### Exercise goal
Review the material and extract every line in which the word "this" occurs.

### Records to use

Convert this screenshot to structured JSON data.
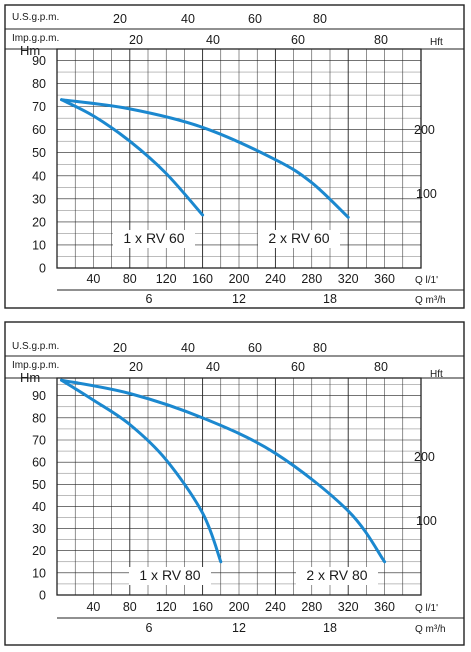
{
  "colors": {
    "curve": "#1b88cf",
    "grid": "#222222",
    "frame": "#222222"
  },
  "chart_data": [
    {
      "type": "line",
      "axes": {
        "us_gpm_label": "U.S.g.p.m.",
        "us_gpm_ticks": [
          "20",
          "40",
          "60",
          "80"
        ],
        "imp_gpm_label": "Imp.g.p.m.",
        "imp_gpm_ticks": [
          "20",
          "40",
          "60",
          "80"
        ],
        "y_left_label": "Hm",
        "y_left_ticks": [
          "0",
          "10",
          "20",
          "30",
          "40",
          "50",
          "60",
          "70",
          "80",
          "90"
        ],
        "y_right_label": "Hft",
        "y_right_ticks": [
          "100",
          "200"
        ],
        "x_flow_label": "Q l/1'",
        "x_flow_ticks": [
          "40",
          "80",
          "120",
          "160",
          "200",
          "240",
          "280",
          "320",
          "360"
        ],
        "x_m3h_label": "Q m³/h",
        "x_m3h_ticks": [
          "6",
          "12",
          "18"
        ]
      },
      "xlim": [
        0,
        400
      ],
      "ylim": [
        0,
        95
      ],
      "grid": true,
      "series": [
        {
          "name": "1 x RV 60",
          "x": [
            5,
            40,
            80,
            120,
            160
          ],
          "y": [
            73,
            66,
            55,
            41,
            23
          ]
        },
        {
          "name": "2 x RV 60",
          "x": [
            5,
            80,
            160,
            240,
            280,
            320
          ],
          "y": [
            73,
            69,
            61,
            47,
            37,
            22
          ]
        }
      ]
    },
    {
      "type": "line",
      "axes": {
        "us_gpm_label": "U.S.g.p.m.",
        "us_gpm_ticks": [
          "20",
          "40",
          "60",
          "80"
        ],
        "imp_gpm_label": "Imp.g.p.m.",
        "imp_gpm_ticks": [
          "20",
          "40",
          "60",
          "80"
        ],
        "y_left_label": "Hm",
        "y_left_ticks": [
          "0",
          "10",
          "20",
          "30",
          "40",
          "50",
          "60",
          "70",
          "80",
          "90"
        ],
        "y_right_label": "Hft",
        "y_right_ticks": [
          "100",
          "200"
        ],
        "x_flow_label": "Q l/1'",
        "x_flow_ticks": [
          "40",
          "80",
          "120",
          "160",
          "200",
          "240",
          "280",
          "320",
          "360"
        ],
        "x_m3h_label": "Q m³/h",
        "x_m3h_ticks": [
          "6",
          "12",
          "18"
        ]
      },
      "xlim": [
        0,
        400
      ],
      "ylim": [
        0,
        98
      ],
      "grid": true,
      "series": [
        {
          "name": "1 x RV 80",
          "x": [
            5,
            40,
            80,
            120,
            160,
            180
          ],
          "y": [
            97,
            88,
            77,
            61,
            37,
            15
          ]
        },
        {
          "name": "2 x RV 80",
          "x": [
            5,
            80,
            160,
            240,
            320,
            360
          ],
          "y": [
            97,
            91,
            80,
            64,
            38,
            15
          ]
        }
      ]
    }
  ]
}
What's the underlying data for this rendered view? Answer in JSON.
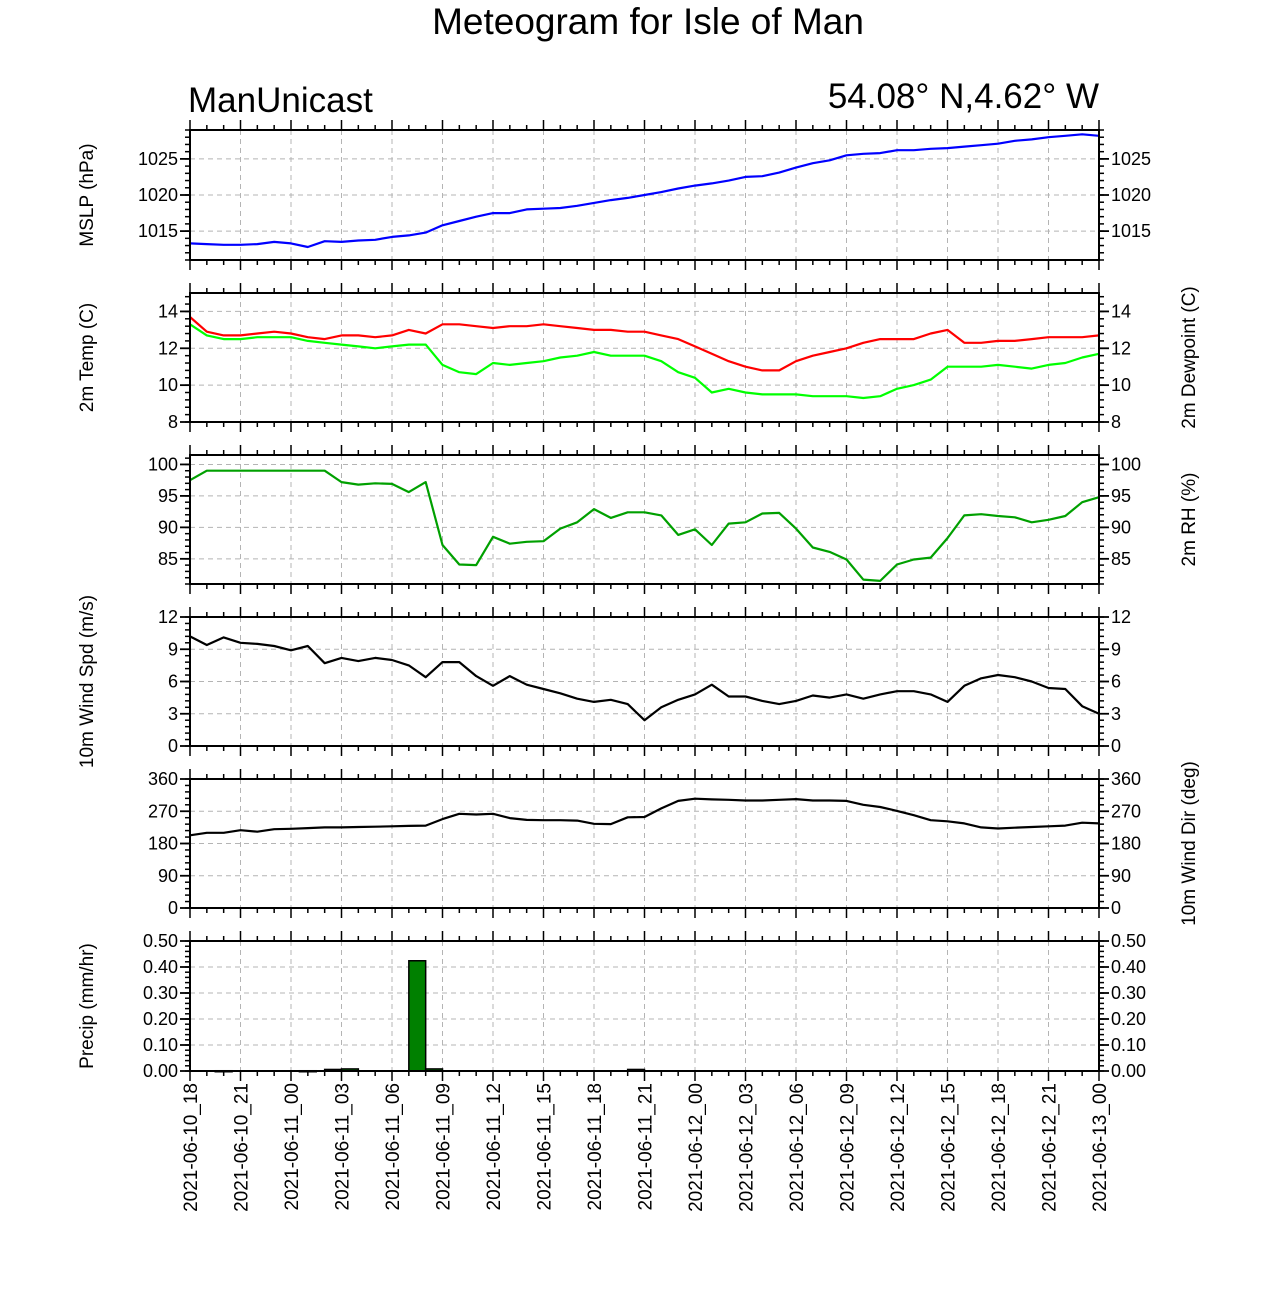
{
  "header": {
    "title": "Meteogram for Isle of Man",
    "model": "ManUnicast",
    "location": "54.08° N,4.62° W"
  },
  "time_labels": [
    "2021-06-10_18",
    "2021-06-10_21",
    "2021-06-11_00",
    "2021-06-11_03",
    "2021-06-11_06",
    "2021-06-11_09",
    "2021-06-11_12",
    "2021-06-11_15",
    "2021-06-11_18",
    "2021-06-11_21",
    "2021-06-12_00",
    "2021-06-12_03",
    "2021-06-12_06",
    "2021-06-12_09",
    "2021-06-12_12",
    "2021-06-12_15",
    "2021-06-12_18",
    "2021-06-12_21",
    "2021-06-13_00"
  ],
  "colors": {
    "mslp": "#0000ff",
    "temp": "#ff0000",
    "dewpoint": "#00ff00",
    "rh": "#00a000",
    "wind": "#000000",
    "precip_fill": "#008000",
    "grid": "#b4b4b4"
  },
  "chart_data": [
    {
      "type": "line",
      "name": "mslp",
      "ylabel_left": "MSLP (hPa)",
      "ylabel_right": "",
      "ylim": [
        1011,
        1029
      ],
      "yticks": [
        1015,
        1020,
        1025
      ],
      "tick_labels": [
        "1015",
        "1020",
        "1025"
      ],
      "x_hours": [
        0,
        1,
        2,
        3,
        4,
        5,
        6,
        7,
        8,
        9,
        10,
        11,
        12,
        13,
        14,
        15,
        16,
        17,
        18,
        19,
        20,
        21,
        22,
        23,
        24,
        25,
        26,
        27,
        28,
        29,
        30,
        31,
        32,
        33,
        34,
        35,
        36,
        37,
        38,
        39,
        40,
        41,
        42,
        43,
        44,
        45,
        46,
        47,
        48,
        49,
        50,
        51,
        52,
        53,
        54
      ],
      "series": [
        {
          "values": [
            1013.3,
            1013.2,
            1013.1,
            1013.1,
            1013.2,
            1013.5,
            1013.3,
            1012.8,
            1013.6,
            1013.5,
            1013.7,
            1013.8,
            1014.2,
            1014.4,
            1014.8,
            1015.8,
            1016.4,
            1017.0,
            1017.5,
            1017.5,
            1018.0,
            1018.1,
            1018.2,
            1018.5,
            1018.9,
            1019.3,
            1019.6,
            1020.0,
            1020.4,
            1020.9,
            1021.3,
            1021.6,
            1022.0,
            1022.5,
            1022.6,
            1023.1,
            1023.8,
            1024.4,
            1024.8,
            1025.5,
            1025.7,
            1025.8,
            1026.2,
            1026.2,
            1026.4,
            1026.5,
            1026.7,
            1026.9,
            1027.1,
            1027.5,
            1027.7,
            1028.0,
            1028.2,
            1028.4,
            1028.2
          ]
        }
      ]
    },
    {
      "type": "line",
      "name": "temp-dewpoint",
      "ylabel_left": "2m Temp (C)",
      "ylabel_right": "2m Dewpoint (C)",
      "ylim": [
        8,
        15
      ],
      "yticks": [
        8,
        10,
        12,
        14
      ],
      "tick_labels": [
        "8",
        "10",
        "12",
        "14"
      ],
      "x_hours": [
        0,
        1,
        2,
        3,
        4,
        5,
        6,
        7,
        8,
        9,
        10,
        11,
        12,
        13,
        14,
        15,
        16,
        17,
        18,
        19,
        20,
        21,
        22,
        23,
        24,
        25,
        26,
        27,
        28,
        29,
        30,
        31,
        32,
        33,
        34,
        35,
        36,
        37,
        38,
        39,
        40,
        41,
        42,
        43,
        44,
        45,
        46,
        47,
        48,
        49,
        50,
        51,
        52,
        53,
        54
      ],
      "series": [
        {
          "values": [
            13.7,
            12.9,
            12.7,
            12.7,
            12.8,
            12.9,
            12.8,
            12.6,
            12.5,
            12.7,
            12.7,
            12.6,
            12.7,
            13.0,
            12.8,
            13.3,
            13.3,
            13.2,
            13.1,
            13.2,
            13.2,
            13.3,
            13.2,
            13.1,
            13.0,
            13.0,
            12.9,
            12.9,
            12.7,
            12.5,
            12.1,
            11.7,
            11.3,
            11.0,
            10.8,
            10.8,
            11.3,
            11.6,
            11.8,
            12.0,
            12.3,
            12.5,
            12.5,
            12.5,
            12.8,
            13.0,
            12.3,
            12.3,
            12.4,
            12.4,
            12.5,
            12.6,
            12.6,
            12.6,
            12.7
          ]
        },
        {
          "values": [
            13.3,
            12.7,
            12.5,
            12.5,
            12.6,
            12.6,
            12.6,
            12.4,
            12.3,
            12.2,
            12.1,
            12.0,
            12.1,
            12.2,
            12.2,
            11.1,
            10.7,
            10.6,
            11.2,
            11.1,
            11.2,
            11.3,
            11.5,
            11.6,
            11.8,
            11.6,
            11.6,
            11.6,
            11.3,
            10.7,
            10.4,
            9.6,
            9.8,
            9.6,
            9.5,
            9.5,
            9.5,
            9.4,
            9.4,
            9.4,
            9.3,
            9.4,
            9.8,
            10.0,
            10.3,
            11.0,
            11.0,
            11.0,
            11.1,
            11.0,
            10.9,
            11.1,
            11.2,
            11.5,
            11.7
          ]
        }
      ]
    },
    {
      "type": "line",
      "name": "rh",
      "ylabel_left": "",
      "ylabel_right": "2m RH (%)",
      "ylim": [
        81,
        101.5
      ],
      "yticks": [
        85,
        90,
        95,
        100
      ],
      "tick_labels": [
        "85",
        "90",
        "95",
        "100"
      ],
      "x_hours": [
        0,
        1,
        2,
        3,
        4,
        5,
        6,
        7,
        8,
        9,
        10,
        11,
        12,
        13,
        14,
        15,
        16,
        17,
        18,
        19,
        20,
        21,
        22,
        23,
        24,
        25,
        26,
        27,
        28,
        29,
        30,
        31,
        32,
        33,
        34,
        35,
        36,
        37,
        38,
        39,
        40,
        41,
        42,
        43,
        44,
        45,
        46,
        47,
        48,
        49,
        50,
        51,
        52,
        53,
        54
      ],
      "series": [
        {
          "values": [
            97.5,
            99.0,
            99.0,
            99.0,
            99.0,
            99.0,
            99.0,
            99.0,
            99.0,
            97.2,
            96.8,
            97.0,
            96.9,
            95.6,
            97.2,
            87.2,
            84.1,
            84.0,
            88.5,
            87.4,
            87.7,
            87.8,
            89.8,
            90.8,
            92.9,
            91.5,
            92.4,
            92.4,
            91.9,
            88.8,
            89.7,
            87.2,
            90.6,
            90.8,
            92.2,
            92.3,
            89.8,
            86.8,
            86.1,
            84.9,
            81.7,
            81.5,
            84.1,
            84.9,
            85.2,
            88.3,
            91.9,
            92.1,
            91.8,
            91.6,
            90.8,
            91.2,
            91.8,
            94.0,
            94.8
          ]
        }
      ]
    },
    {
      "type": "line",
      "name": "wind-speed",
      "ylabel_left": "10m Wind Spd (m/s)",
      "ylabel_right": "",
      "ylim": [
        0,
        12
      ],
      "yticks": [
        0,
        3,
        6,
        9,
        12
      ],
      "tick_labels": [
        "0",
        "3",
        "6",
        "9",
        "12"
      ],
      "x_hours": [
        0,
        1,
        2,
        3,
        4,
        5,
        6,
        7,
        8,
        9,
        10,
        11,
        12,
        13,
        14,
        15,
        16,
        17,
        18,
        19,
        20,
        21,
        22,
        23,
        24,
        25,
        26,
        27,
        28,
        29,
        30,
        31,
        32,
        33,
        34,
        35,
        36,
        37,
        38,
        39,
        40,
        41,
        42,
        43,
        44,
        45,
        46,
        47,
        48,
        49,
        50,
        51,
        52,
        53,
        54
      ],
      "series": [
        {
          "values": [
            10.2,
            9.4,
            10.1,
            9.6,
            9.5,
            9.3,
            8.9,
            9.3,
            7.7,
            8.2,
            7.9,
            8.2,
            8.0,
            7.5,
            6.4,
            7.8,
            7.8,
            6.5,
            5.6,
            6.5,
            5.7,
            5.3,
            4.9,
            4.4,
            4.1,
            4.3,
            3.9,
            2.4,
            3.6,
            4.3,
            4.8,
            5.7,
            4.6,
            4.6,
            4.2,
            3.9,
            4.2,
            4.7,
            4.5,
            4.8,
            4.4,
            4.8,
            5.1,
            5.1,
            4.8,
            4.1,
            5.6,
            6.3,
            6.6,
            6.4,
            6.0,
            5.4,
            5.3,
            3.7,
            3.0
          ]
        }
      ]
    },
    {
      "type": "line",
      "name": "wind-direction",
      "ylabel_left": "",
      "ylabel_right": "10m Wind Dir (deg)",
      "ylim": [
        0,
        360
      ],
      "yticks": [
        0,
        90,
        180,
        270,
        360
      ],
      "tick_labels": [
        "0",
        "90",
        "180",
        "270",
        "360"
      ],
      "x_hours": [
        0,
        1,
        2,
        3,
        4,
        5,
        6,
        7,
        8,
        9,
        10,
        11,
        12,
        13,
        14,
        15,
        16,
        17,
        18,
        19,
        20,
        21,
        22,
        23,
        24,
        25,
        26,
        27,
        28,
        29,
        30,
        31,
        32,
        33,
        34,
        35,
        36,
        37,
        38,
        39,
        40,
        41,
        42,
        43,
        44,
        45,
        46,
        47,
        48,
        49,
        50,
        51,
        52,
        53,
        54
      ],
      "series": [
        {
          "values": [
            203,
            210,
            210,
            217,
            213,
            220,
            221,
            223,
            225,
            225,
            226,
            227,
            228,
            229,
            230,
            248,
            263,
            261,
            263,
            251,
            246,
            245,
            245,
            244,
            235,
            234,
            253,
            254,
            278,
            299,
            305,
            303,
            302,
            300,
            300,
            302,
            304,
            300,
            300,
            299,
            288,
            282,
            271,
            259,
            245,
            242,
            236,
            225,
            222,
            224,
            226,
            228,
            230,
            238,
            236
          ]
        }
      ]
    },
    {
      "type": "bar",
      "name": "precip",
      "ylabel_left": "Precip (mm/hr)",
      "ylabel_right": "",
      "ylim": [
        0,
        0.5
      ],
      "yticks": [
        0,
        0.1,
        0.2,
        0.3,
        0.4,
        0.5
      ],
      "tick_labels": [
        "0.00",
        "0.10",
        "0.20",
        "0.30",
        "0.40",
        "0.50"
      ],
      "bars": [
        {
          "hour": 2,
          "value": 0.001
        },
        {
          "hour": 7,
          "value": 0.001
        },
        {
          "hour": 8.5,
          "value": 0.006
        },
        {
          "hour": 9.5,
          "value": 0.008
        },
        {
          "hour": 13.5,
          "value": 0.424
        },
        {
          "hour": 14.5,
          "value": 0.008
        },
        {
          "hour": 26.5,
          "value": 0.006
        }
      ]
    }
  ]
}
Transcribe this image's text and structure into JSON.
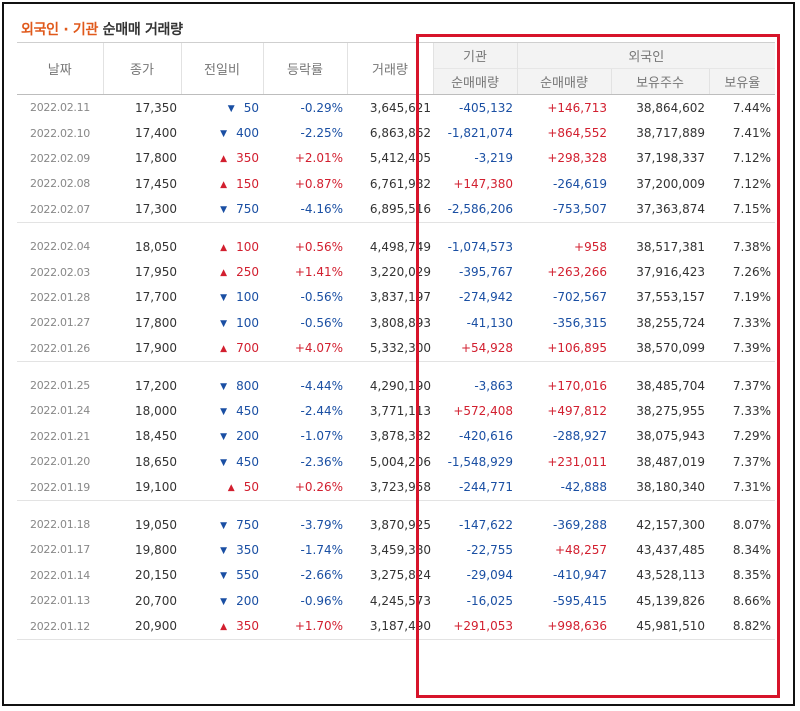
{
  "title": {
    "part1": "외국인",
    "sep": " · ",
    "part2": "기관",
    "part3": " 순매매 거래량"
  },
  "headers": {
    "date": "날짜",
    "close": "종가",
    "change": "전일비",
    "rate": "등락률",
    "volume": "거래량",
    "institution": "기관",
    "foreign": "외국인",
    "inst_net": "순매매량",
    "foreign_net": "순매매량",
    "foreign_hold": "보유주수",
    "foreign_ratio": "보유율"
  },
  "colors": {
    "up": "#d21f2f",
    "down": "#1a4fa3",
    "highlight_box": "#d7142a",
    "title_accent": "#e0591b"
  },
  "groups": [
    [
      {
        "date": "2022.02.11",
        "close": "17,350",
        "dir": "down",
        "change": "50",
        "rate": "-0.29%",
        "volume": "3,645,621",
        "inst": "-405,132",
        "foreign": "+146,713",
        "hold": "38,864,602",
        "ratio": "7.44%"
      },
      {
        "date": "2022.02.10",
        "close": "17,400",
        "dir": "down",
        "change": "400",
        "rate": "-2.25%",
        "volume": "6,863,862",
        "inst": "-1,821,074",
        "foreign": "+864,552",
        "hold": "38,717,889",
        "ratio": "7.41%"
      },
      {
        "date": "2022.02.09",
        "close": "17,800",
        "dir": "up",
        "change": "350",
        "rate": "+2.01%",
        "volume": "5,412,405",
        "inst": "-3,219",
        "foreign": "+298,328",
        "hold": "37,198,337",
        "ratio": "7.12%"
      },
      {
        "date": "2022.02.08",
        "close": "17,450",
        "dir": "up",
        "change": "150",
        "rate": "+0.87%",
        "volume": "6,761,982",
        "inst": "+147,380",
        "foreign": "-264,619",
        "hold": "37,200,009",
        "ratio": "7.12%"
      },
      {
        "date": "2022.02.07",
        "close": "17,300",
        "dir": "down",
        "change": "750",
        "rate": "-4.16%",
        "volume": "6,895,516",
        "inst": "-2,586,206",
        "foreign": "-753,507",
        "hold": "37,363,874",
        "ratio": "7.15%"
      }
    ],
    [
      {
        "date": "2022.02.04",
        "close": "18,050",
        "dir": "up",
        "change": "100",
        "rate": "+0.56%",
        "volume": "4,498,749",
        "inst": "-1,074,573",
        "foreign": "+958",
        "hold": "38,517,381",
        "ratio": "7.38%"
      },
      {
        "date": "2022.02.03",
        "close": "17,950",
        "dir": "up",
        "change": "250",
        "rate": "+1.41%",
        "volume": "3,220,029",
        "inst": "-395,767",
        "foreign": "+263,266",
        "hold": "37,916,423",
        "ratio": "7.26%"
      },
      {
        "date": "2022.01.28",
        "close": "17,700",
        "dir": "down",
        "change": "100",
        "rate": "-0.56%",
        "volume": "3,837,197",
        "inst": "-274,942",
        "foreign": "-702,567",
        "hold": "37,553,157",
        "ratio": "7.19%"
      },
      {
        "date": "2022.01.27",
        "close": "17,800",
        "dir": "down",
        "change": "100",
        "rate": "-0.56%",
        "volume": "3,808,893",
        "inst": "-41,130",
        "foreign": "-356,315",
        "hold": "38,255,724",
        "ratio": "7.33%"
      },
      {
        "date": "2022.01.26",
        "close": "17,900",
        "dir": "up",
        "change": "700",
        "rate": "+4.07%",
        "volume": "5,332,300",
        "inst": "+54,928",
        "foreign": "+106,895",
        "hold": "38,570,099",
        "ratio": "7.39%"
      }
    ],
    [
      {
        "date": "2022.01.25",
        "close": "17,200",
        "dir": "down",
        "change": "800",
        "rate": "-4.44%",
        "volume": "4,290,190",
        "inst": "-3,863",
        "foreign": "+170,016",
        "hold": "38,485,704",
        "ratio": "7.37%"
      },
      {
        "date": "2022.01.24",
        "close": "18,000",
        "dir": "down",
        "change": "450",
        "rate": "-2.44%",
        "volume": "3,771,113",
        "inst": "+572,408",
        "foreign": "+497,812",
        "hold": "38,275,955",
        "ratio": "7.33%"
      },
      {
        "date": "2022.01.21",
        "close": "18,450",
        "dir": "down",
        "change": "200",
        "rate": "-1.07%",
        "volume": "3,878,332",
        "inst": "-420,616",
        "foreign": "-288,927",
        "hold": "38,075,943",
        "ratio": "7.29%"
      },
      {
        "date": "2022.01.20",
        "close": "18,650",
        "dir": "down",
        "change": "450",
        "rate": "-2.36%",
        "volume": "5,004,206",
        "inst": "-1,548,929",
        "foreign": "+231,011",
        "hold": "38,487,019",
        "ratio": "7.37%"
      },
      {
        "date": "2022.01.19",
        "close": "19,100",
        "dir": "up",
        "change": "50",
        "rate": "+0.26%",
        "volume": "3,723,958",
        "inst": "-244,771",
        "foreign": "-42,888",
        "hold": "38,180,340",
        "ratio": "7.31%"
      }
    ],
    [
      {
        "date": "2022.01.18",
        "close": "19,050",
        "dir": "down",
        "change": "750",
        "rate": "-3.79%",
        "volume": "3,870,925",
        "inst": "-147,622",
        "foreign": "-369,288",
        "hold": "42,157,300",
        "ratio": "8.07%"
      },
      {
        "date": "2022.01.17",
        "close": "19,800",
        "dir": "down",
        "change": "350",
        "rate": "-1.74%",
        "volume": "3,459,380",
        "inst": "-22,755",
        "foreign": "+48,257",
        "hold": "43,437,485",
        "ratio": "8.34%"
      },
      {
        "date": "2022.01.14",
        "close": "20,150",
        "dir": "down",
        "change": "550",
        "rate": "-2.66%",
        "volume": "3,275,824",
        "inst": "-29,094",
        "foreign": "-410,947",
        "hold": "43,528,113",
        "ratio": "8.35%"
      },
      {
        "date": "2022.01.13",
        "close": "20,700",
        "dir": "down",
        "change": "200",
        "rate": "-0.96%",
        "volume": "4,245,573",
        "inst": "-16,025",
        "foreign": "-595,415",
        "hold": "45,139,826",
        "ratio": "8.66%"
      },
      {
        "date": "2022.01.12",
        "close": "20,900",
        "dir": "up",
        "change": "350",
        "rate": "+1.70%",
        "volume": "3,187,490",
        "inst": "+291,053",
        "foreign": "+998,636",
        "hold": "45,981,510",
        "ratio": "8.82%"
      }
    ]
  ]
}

### Task result
Convert this screenshot to structured JSON data.
What's the underlying data for this rendered view? Answer in JSON.
Transcribe this image's text and structure into JSON.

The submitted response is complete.